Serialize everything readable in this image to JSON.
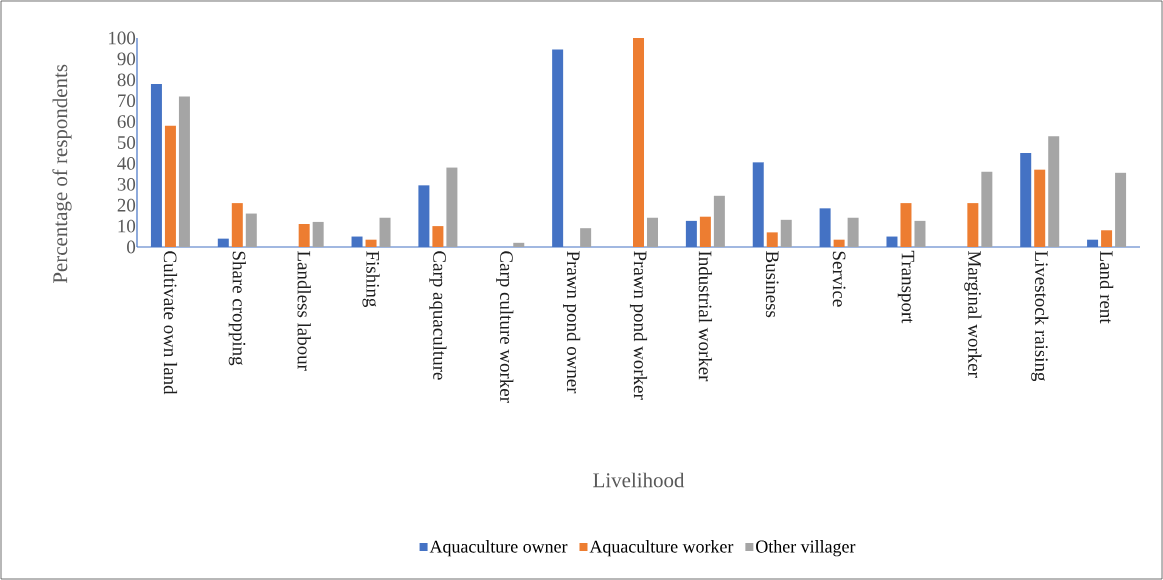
{
  "chart_data": {
    "type": "bar",
    "xlabel": "Livelihood",
    "ylabel": "Percentage of respondents",
    "categories": [
      "Cultivate own land",
      "Share cropping",
      "Landless labour",
      "Fishing",
      "Carp aquaculture",
      "Carp culture worker",
      "Prawn pond owner",
      "Prawn pond worker",
      "Industrial worker",
      "Business",
      "Service",
      "Transport",
      "Marginal worker",
      "Livestock raising",
      "Land rent"
    ],
    "series": [
      {
        "name": "Aquaculture owner",
        "color": "#4472c4",
        "values": [
          78,
          4,
          0,
          5,
          29.5,
          0,
          94.5,
          0,
          12.5,
          40.5,
          18.5,
          5,
          0,
          45,
          3.5
        ]
      },
      {
        "name": "Aquaculture worker",
        "color": "#ed7d31",
        "values": [
          58,
          21,
          11,
          3.5,
          10,
          0,
          0,
          100,
          14.5,
          7,
          3.5,
          21,
          21,
          37,
          8
        ]
      },
      {
        "name": "Other villager",
        "color": "#a5a5a5",
        "values": [
          72,
          16,
          12,
          14,
          38,
          2,
          9,
          14,
          24.5,
          13,
          14,
          12.5,
          36,
          53,
          35.5
        ]
      }
    ],
    "ylim": [
      0,
      100
    ],
    "yticks": [
      0,
      10,
      20,
      30,
      40,
      50,
      60,
      70,
      80,
      90,
      100
    ],
    "legend": "bottom"
  }
}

● **Task objective**: Restate each line of the records exactly; pictures do not belong in the copy.

● **Task response**:
Serialize everything readable in this image to JSON.
{
  "chart_data": {
    "type": "bar",
    "xlabel": "Livelihood",
    "ylabel": "Percentage of respondents",
    "categories": [
      "Cultivate own land",
      "Share cropping",
      "Landless labour",
      "Fishing",
      "Carp aquaculture",
      "Carp culture worker",
      "Prawn pond owner",
      "Prawn pond worker",
      "Industrial worker",
      "Business",
      "Service",
      "Transport",
      "Marginal worker",
      "Livestock raising",
      "Land rent"
    ],
    "series": [
      {
        "name": "Aquaculture owner",
        "color": "#4472c4",
        "values": [
          78,
          4,
          0,
          5,
          29.5,
          0,
          94.5,
          0,
          12.5,
          40.5,
          18.5,
          5,
          0,
          45,
          3.5
        ]
      },
      {
        "name": "Aquaculture worker",
        "color": "#ed7d31",
        "values": [
          58,
          21,
          11,
          3.5,
          10,
          0,
          0,
          100,
          14.5,
          7,
          3.5,
          21,
          21,
          37,
          8
        ]
      },
      {
        "name": "Other villager",
        "color": "#a5a5a5",
        "values": [
          72,
          16,
          12,
          14,
          38,
          2,
          9,
          14,
          24.5,
          13,
          14,
          12.5,
          36,
          53,
          35.5
        ]
      }
    ],
    "ylim": [
      0,
      100
    ],
    "yticks": [
      0,
      10,
      20,
      30,
      40,
      50,
      60,
      70,
      80,
      90,
      100
    ],
    "legend": "bottom"
  }
}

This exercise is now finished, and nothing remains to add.